§ Working data:
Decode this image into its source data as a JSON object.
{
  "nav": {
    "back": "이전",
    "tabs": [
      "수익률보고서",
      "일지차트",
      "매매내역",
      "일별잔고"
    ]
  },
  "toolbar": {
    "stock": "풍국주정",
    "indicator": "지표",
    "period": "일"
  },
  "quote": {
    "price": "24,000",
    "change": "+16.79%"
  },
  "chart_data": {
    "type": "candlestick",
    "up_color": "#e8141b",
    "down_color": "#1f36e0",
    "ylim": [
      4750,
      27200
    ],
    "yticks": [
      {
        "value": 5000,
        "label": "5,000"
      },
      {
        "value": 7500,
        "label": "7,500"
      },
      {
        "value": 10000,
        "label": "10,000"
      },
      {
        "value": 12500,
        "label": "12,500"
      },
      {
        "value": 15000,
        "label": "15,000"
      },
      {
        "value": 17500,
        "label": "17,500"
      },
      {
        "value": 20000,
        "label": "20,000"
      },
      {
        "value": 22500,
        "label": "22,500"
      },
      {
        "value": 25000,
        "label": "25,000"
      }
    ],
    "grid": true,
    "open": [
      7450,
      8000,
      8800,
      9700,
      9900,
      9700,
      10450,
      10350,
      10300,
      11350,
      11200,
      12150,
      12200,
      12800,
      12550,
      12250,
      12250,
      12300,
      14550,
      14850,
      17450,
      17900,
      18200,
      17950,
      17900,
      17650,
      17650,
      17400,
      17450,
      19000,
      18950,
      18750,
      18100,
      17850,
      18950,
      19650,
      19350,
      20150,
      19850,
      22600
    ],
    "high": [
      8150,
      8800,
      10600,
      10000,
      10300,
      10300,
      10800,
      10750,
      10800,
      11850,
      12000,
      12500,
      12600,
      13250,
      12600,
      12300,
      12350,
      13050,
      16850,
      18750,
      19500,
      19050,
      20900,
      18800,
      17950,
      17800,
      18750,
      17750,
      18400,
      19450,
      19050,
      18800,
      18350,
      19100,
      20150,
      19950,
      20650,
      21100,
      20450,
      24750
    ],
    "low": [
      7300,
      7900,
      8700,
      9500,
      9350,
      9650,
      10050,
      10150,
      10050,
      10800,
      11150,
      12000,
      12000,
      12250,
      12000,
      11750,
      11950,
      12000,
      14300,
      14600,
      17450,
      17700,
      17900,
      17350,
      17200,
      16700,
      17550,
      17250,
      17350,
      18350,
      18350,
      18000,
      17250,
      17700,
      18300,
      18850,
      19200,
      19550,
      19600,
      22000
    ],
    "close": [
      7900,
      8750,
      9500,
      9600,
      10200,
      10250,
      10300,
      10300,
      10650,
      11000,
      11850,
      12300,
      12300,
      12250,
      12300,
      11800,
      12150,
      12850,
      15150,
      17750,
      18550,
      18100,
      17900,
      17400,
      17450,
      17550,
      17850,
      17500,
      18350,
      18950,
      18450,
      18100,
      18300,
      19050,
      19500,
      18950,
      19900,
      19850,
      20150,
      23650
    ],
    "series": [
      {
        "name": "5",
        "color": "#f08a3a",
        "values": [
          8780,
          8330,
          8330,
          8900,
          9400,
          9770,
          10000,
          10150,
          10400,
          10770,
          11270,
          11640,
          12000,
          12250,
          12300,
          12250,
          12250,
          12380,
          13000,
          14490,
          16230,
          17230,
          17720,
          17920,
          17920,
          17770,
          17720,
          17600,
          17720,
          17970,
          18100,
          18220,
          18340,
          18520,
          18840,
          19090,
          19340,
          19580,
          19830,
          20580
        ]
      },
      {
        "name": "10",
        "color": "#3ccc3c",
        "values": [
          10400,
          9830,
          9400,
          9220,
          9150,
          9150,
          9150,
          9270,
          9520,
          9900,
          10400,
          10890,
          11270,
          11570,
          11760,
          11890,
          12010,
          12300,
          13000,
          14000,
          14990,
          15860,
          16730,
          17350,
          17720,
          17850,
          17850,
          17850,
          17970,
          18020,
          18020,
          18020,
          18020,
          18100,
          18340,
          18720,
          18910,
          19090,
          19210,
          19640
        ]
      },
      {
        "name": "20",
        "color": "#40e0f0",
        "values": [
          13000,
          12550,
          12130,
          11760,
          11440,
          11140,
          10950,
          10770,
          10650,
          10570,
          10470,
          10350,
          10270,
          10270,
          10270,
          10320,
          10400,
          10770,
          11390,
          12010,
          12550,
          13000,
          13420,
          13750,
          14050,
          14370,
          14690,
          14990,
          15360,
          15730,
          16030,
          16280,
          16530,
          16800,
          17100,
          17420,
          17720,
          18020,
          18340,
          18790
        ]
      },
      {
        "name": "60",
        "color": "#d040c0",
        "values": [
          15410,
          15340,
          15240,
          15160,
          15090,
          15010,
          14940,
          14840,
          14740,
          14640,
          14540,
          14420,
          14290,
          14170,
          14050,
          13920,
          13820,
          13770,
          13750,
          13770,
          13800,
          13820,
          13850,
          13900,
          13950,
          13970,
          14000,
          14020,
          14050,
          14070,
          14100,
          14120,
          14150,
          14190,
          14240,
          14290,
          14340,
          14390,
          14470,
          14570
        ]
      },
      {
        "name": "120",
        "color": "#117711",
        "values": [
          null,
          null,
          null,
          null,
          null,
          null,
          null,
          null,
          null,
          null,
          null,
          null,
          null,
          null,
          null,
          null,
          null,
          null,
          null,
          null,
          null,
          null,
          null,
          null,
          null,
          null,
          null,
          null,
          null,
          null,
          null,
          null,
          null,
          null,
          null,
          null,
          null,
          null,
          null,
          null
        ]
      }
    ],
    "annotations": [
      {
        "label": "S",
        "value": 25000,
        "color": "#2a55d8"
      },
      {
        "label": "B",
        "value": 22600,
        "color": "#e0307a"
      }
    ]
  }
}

§ What the exercise asks:
Your task is to give the records above again, exactly.

§ Result of the task:
Decode this image into its source data as a JSON object.
{
  "nav": {
    "back": "이전",
    "tabs": [
      "수익률보고서",
      "일지차트",
      "매매내역",
      "일별잔고"
    ]
  },
  "toolbar": {
    "stock": "풍국주정",
    "indicator": "지표",
    "period": "일"
  },
  "quote": {
    "price": "24,000",
    "change": "+16.79%"
  },
  "chart_data": {
    "type": "candlestick",
    "up_color": "#e8141b",
    "down_color": "#1f36e0",
    "ylim": [
      4750,
      27200
    ],
    "yticks": [
      {
        "value": 5000,
        "label": "5,000"
      },
      {
        "value": 7500,
        "label": "7,500"
      },
      {
        "value": 10000,
        "label": "10,000"
      },
      {
        "value": 12500,
        "label": "12,500"
      },
      {
        "value": 15000,
        "label": "15,000"
      },
      {
        "value": 17500,
        "label": "17,500"
      },
      {
        "value": 20000,
        "label": "20,000"
      },
      {
        "value": 22500,
        "label": "22,500"
      },
      {
        "value": 25000,
        "label": "25,000"
      }
    ],
    "grid": true,
    "open": [
      7450,
      8000,
      8800,
      9700,
      9900,
      9700,
      10450,
      10350,
      10300,
      11350,
      11200,
      12150,
      12200,
      12800,
      12550,
      12250,
      12250,
      12300,
      14550,
      14850,
      17450,
      17900,
      18200,
      17950,
      17900,
      17650,
      17650,
      17400,
      17450,
      19000,
      18950,
      18750,
      18100,
      17850,
      18950,
      19650,
      19350,
      20150,
      19850,
      22600
    ],
    "high": [
      8150,
      8800,
      10600,
      10000,
      10300,
      10300,
      10800,
      10750,
      10800,
      11850,
      12000,
      12500,
      12600,
      13250,
      12600,
      12300,
      12350,
      13050,
      16850,
      18750,
      19500,
      19050,
      20900,
      18800,
      17950,
      17800,
      18750,
      17750,
      18400,
      19450,
      19050,
      18800,
      18350,
      19100,
      20150,
      19950,
      20650,
      21100,
      20450,
      24750
    ],
    "low": [
      7300,
      7900,
      8700,
      9500,
      9350,
      9650,
      10050,
      10150,
      10050,
      10800,
      11150,
      12000,
      12000,
      12250,
      12000,
      11750,
      11950,
      12000,
      14300,
      14600,
      17450,
      17700,
      17900,
      17350,
      17200,
      16700,
      17550,
      17250,
      17350,
      18350,
      18350,
      18000,
      17250,
      17700,
      18300,
      18850,
      19200,
      19550,
      19600,
      22000
    ],
    "close": [
      7900,
      8750,
      9500,
      9600,
      10200,
      10250,
      10300,
      10300,
      10650,
      11000,
      11850,
      12300,
      12300,
      12250,
      12300,
      11800,
      12150,
      12850,
      15150,
      17750,
      18550,
      18100,
      17900,
      17400,
      17450,
      17550,
      17850,
      17500,
      18350,
      18950,
      18450,
      18100,
      18300,
      19050,
      19500,
      18950,
      19900,
      19850,
      20150,
      23650
    ],
    "series": [
      {
        "name": "5",
        "color": "#f08a3a",
        "values": [
          8780,
          8330,
          8330,
          8900,
          9400,
          9770,
          10000,
          10150,
          10400,
          10770,
          11270,
          11640,
          12000,
          12250,
          12300,
          12250,
          12250,
          12380,
          13000,
          14490,
          16230,
          17230,
          17720,
          17920,
          17920,
          17770,
          17720,
          17600,
          17720,
          17970,
          18100,
          18220,
          18340,
          18520,
          18840,
          19090,
          19340,
          19580,
          19830,
          20580
        ]
      },
      {
        "name": "10",
        "color": "#3ccc3c",
        "values": [
          10400,
          9830,
          9400,
          9220,
          9150,
          9150,
          9150,
          9270,
          9520,
          9900,
          10400,
          10890,
          11270,
          11570,
          11760,
          11890,
          12010,
          12300,
          13000,
          14000,
          14990,
          15860,
          16730,
          17350,
          17720,
          17850,
          17850,
          17850,
          17970,
          18020,
          18020,
          18020,
          18020,
          18100,
          18340,
          18720,
          18910,
          19090,
          19210,
          19640
        ]
      },
      {
        "name": "20",
        "color": "#40e0f0",
        "values": [
          13000,
          12550,
          12130,
          11760,
          11440,
          11140,
          10950,
          10770,
          10650,
          10570,
          10470,
          10350,
          10270,
          10270,
          10270,
          10320,
          10400,
          10770,
          11390,
          12010,
          12550,
          13000,
          13420,
          13750,
          14050,
          14370,
          14690,
          14990,
          15360,
          15730,
          16030,
          16280,
          16530,
          16800,
          17100,
          17420,
          17720,
          18020,
          18340,
          18790
        ]
      },
      {
        "name": "60",
        "color": "#d040c0",
        "values": [
          15410,
          15340,
          15240,
          15160,
          15090,
          15010,
          14940,
          14840,
          14740,
          14640,
          14540,
          14420,
          14290,
          14170,
          14050,
          13920,
          13820,
          13770,
          13750,
          13770,
          13800,
          13820,
          13850,
          13900,
          13950,
          13970,
          14000,
          14020,
          14050,
          14070,
          14100,
          14120,
          14150,
          14190,
          14240,
          14290,
          14340,
          14390,
          14470,
          14570
        ]
      },
      {
        "name": "120",
        "color": "#117711",
        "values": [
          null,
          null,
          null,
          null,
          null,
          null,
          null,
          null,
          null,
          null,
          null,
          null,
          null,
          null,
          null,
          null,
          null,
          null,
          null,
          null,
          null,
          null,
          null,
          null,
          null,
          null,
          null,
          null,
          null,
          null,
          null,
          null,
          null,
          null,
          null,
          null,
          null,
          null,
          null,
          null
        ]
      }
    ],
    "annotations": [
      {
        "label": "S",
        "value": 25000,
        "color": "#2a55d8"
      },
      {
        "label": "B",
        "value": 22600,
        "color": "#e0307a"
      }
    ]
  }
}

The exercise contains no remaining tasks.